┏━━

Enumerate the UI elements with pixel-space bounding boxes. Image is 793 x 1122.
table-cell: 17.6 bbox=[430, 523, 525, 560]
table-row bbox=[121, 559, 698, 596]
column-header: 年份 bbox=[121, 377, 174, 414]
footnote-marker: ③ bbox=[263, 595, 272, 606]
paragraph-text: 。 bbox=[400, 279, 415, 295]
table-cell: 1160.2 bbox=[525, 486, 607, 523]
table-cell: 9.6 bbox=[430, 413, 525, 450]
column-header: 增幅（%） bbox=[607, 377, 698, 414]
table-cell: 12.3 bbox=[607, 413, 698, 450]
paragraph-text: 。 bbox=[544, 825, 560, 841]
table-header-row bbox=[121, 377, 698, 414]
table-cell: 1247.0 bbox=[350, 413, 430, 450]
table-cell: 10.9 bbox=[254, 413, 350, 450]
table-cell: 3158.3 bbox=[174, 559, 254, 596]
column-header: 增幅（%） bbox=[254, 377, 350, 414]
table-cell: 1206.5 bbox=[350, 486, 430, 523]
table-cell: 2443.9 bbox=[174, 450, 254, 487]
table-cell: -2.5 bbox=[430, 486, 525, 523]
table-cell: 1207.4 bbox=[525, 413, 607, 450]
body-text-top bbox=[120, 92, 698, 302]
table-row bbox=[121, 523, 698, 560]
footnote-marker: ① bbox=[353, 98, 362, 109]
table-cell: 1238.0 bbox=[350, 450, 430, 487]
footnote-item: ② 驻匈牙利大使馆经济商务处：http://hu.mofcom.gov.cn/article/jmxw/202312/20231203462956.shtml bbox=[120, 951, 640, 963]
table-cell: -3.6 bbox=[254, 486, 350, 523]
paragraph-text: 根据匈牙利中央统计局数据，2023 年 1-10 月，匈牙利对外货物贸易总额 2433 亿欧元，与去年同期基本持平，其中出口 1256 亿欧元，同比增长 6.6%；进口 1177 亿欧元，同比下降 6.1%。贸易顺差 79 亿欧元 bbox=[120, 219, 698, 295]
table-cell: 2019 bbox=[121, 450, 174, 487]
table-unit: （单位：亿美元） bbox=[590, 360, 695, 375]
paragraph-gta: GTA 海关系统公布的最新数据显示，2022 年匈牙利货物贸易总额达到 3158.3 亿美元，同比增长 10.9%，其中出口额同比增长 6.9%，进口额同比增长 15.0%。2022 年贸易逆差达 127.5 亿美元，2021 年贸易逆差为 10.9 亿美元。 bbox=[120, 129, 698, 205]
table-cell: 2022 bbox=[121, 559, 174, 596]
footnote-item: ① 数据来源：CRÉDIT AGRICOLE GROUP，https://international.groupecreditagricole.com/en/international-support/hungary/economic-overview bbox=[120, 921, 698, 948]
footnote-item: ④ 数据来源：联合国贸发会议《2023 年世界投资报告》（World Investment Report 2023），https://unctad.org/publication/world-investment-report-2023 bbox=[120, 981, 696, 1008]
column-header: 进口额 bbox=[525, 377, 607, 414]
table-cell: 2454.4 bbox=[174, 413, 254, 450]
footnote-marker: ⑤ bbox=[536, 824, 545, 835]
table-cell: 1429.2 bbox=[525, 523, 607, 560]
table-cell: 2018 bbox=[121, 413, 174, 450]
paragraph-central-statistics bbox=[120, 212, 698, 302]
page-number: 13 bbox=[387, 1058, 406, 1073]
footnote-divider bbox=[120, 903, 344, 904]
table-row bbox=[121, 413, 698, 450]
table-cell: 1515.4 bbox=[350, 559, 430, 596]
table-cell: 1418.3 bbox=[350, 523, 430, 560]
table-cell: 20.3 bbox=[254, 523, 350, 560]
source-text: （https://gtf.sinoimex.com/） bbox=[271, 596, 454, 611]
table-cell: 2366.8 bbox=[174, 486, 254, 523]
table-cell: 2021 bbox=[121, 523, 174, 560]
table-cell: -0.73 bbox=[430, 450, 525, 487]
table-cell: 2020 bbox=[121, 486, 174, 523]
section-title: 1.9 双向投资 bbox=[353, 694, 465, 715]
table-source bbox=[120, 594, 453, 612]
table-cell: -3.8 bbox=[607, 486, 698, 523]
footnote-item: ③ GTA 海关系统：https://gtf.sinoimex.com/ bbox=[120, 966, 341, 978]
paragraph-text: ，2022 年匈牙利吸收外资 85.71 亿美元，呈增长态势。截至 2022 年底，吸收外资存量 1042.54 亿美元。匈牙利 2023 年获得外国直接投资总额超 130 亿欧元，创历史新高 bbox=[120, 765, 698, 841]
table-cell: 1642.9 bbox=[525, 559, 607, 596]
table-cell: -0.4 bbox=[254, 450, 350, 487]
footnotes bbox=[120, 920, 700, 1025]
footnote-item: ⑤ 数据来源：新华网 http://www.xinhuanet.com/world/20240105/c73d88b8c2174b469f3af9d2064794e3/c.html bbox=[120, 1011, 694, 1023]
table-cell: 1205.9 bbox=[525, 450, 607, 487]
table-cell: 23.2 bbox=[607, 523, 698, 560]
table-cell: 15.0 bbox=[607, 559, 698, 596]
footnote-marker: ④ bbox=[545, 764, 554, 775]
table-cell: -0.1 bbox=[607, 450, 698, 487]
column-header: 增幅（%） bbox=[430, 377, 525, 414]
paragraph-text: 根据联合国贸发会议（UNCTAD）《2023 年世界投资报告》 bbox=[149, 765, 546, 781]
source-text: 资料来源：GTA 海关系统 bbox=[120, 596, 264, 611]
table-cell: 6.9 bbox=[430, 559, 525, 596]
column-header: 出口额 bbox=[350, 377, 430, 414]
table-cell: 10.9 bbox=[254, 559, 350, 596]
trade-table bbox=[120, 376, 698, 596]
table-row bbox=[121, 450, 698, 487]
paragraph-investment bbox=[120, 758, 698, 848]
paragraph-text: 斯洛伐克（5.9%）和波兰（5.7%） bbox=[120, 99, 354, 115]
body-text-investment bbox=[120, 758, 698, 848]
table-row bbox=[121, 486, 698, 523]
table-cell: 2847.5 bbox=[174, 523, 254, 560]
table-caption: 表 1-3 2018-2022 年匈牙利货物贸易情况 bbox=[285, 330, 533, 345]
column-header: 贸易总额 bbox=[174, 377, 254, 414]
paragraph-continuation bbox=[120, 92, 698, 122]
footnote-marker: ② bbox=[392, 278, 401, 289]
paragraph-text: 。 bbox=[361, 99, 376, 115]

┗━━

Copy the entries word for word, starting at the first line and ending at the line that contains "table-cell: 1160.2 bbox=[525, 486, 607, 523]".

Enumerate the UI elements with pixel-space bounding boxes. Image is 793 x 1122.
table-cell: 17.6 bbox=[430, 523, 525, 560]
table-row bbox=[121, 559, 698, 596]
column-header: 年份 bbox=[121, 377, 174, 414]
footnote-marker: ③ bbox=[263, 595, 272, 606]
paragraph-text: 。 bbox=[400, 279, 415, 295]
table-cell: 1160.2 bbox=[525, 486, 607, 523]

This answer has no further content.